REQUIRED TASK
Copy every record below exactly as written, but leave out the pictures.

DATASET CONTENT
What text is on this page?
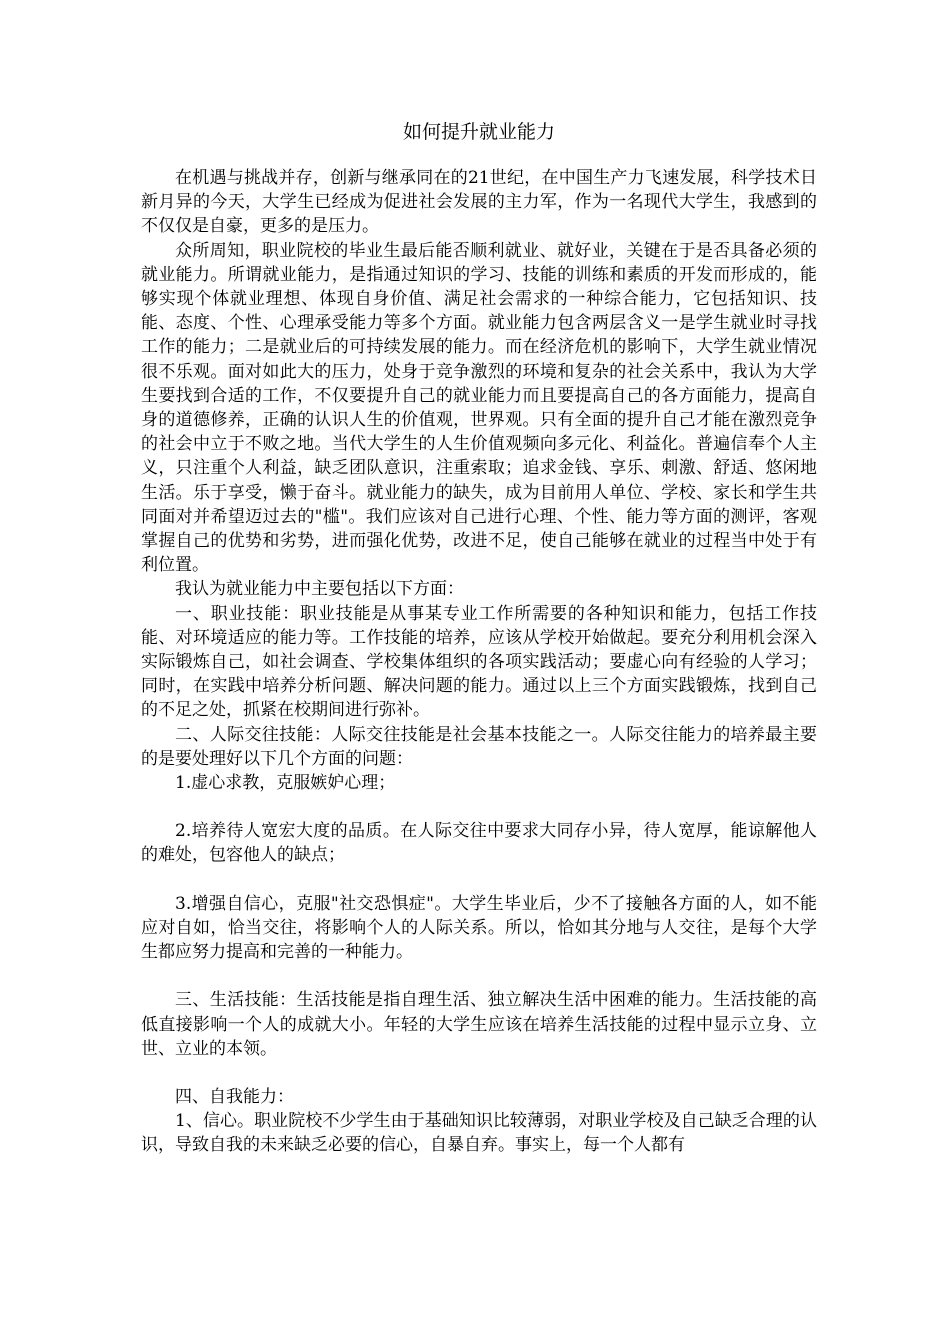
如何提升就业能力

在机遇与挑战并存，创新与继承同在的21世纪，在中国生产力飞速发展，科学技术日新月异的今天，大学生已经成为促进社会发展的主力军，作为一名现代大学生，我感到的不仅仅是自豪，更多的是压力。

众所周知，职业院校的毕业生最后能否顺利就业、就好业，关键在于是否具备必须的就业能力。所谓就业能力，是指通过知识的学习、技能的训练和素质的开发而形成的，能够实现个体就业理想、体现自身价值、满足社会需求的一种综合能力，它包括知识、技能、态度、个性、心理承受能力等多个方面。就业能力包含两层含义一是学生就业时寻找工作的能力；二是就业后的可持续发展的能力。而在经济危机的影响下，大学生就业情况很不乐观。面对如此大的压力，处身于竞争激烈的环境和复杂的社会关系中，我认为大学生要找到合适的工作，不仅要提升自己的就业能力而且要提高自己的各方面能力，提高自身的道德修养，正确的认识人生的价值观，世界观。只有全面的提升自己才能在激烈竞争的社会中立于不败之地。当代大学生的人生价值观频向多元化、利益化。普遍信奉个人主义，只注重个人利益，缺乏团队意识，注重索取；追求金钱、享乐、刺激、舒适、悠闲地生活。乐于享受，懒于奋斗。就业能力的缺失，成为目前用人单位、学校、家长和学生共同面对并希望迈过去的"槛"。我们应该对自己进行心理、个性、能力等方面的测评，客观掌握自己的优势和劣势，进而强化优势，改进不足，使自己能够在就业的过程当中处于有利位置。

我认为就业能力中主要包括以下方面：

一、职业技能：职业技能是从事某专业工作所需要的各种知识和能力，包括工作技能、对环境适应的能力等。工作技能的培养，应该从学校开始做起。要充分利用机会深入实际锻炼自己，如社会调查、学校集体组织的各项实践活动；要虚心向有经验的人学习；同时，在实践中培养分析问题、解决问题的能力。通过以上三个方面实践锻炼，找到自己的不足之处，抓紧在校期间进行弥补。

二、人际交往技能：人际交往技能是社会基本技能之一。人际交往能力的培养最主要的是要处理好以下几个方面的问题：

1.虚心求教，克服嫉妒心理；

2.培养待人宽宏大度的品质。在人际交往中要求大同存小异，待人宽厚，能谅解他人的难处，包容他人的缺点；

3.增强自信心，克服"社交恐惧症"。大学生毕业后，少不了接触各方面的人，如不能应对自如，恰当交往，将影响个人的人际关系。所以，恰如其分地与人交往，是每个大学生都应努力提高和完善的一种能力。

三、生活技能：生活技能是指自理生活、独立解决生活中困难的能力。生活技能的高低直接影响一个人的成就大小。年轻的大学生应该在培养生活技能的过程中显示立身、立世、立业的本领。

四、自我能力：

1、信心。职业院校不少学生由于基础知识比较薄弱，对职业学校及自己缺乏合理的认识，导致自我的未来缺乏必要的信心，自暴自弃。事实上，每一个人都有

THE RESULT
What text is on this page?
如何提升就业能力

在机遇与挑战并存，创新与继承同在的21世纪，在中国生产力飞速发展，科学技术日新月异的今天，大学生已经成为促进社会发展的主力军，作为一名现代大学生，我感到的不仅仅是自豪，更多的是压力。

众所周知，职业院校的毕业生最后能否顺利就业、就好业，关键在于是否具备必须的就业能力。所谓就业能力，是指通过知识的学习、技能的训练和素质的开发而形成的，能够实现个体就业理想、体现自身价值、满足社会需求的一种综合能力，它包括知识、技能、态度、个性、心理承受能力等多个方面。就业能力包含两层含义一是学生就业时寻找工作的能力；二是就业后的可持续发展的能力。而在经济危机的影响下，大学生就业情况很不乐观。面对如此大的压力，处身于竞争激烈的环境和复杂的社会关系中，我认为大学生要找到合适的工作，不仅要提升自己的就业能力而且要提高自己的各方面能力，提高自身的道德修养，正确的认识人生的价值观，世界观。只有全面的提升自己才能在激烈竞争的社会中立于不败之地。当代大学生的人生价值观频向多元化、利益化。普遍信奉个人主义，只注重个人利益，缺乏团队意识，注重索取；追求金钱、享乐、刺激、舒适、悠闲地生活。乐于享受，懒于奋斗。就业能力的缺失，成为目前用人单位、学校、家长和学生共同面对并希望迈过去的"槛"。我们应该对自己进行心理、个性、能力等方面的测评，客观掌握自己的优势和劣势，进而强化优势，改进不足，使自己能够在就业的过程当中处于有利位置。

我认为就业能力中主要包括以下方面：

一、职业技能：职业技能是从事某专业工作所需要的各种知识和能力，包括工作技能、对环境适应的能力等。工作技能的培养，应该从学校开始做起。要充分利用机会深入实际锻炼自己，如社会调查、学校集体组织的各项实践活动；要虚心向有经验的人学习；同时，在实践中培养分析问题、解决问题的能力。通过以上三个方面实践锻炼，找到自己的不足之处，抓紧在校期间进行弥补。

二、人际交往技能：人际交往技能是社会基本技能之一。人际交往能力的培养最主要的是要处理好以下几个方面的问题：

1.虚心求教，克服嫉妒心理；

2.培养待人宽宏大度的品质。在人际交往中要求大同存小异，待人宽厚，能谅解他人的难处，包容他人的缺点；

3.增强自信心，克服"社交恐惧症"。大学生毕业后，少不了接触各方面的人，如不能应对自如，恰当交往，将影响个人的人际关系。所以，恰如其分地与人交往，是每个大学生都应努力提高和完善的一种能力。

三、生活技能：生活技能是指自理生活、独立解决生活中困难的能力。生活技能的高低直接影响一个人的成就大小。年轻的大学生应该在培养生活技能的过程中显示立身、立世、立业的本领。

四、自我能力：

1、信心。职业院校不少学生由于基础知识比较薄弱，对职业学校及自己缺乏合理的认识，导致自我的未来缺乏必要的信心，自暴自弃。事实上，每一个人都有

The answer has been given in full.